**Problem statement:** Locate each line in the entries below that contains the string "icon" and copy those lines. Case counts.

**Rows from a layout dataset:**

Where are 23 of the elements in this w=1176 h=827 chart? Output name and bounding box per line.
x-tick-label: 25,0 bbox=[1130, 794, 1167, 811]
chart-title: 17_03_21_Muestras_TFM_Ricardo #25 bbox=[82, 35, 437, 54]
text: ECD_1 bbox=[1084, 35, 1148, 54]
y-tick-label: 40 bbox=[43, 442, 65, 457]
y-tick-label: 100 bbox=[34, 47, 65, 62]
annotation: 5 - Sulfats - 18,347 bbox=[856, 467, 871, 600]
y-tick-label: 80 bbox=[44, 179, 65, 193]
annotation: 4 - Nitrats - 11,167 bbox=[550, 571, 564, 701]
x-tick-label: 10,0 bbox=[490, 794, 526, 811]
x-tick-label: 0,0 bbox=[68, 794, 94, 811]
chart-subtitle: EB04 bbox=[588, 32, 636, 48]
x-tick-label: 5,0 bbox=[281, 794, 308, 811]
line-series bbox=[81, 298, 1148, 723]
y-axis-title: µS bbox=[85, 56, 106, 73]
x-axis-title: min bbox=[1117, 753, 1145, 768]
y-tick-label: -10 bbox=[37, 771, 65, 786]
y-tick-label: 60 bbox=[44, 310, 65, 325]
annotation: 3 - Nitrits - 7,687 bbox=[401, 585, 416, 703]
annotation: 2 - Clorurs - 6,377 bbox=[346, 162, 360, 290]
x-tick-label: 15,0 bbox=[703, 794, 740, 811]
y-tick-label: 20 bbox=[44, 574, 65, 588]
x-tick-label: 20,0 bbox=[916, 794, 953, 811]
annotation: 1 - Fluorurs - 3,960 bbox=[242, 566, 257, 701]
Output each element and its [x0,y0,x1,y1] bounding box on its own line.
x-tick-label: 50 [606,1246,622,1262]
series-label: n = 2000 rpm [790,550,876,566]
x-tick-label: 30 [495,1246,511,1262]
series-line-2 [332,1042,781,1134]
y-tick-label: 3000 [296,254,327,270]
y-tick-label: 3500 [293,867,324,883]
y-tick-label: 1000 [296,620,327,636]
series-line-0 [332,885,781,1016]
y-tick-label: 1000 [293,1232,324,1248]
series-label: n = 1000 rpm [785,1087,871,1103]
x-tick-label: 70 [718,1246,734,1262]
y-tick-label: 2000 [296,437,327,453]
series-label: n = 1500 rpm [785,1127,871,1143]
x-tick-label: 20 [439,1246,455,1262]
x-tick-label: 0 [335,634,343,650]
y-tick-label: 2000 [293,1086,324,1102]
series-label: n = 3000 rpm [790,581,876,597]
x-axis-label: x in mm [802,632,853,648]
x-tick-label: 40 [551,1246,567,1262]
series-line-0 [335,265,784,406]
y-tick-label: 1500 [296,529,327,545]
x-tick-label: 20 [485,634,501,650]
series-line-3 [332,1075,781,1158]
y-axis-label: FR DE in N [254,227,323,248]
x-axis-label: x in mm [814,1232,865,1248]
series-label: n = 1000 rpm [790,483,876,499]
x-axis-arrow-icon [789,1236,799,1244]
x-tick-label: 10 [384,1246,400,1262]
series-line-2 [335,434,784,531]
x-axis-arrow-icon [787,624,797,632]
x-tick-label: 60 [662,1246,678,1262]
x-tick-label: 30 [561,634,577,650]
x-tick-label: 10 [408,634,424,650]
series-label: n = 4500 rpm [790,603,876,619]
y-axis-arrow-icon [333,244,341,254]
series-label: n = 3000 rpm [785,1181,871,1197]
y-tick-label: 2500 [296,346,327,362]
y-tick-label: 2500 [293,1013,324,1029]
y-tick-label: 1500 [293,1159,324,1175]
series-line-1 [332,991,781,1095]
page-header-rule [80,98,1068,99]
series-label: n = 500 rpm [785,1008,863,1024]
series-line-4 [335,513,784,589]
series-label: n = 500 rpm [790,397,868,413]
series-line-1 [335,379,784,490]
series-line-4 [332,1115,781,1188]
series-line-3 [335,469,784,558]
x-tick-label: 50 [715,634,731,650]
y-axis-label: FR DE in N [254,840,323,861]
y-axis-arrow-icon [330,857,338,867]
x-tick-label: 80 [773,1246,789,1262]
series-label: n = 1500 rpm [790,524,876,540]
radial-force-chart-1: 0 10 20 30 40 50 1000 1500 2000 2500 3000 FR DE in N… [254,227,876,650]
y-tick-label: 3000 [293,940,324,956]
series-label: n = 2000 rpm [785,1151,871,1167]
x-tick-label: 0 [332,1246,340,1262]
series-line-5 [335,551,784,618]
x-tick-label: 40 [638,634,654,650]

**Finished exercise:**
x-axis-arrow-icon [789,1236,799,1244]
x-axis-arrow-icon [787,624,797,632]
y-axis-arrow-icon [333,244,341,254]
y-axis-arrow-icon [330,857,338,867]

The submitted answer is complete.